━━ Given entries

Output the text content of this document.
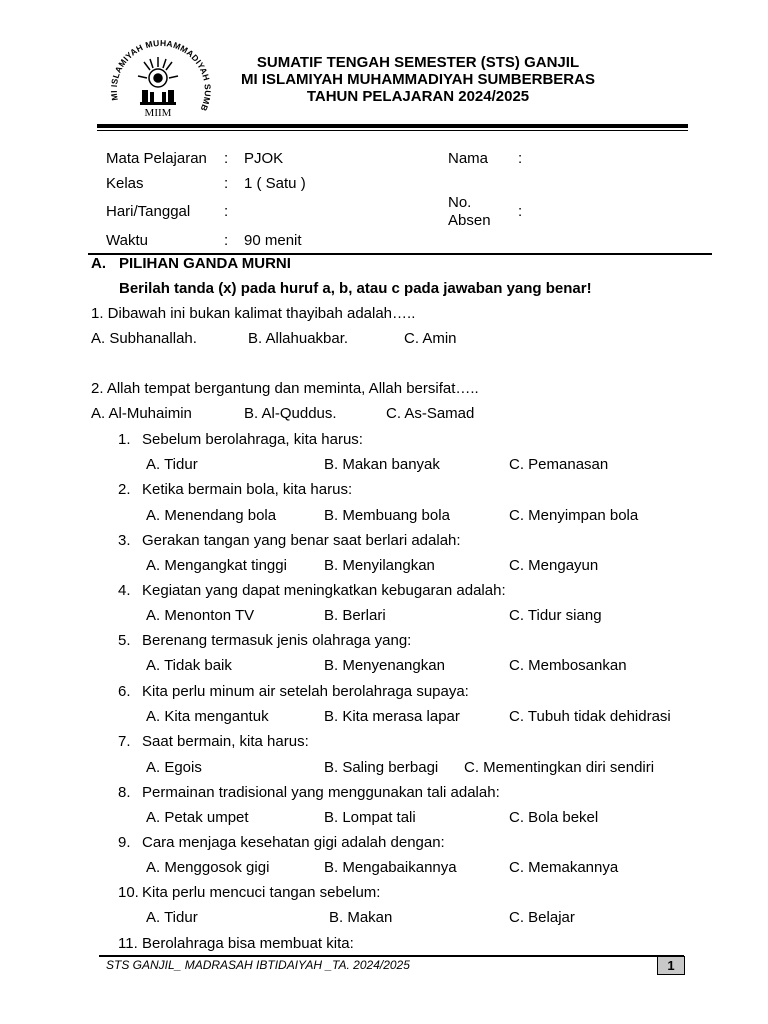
MI ISLAMIYAH MUHAMMADIYAH SUMB
MIIM
SUMATIF TENGAH SEMESTER (STS) GANJIL
MI ISLAMIYAH MUHAMMADIYAH SUMBERBERAS
TAHUN PELAJARAN 2024/2025
Mata Pelajaran : PJOK
Kelas	: 1 ( Satu )
Hari/Tanggal :
Waktu	: 90 menit
Nama :
No.
Absen
:
A. PILIHAN GANDA MURNI
Berilah tanda (x) pada huruf a, b, atau c pada jawaban yang benar!
1. Dibawah ini bukan kalimat thayibah adalah…..
A. Subhanallah.	B. Allahuakbar.	C. Amin
2. Allah tempat bergantung dan meminta, Allah bersifat…..
A. Al-Muhaimin	B. Al-Quddus.	C. As-Samad
1. Sebelum berolahraga, kita harus:
A. Tidur	B. Makan banyak	C. Pemanasan
2. Ketika bermain bola, kita harus:
A. Menendang bola	B. Membuang bola	C. Menyimpan bola
3. Gerakan tangan yang benar saat berlari adalah:
A. Mengangkat tinggi B. Menyilangkan	C. Mengayun
4. Kegiatan yang dapat meningkatkan kebugaran adalah:
A. Menonton TV	B. Berlari	C. Tidur siang
5. Berenang termasuk jenis olahraga yang:
A. Tidak baik	B. Menyenangkan	C. Membosankan
6. Kita perlu minum air setelah berolahraga supaya:
A. Kita mengantuk	B. Kita merasa lapar	C. Tubuh tidak dehidrasi
7. Saat bermain, kita harus:
A. Egois	B. Saling berbagi C. Mementingkan diri sendiri
8. Permainan tradisional yang menggunakan tali adalah:
A. Petak umpet	B. Lompat tali	C. Bola bekel
9. Cara menjaga kesehatan gigi adalah dengan:
A. Menggosok gigi	B. Mengabaikannya	C. Memakannya
10. Kita perlu mencuci tangan sebelum:
A. Tidur	B. Makan	C. Belajar
11. Berolahraga bisa membuat kita:
STS GANJIL_ MADRASAH IBTIDAIYAH _TA. 2024/2025	1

━━━━

For the listing above, identify each line bearing "harus".

▶ [Response to the task]:
1. Sebelum berolahraga, kita harus:
2. Ketika bermain bola, kita harus:
7. Saat bermain, kita harus:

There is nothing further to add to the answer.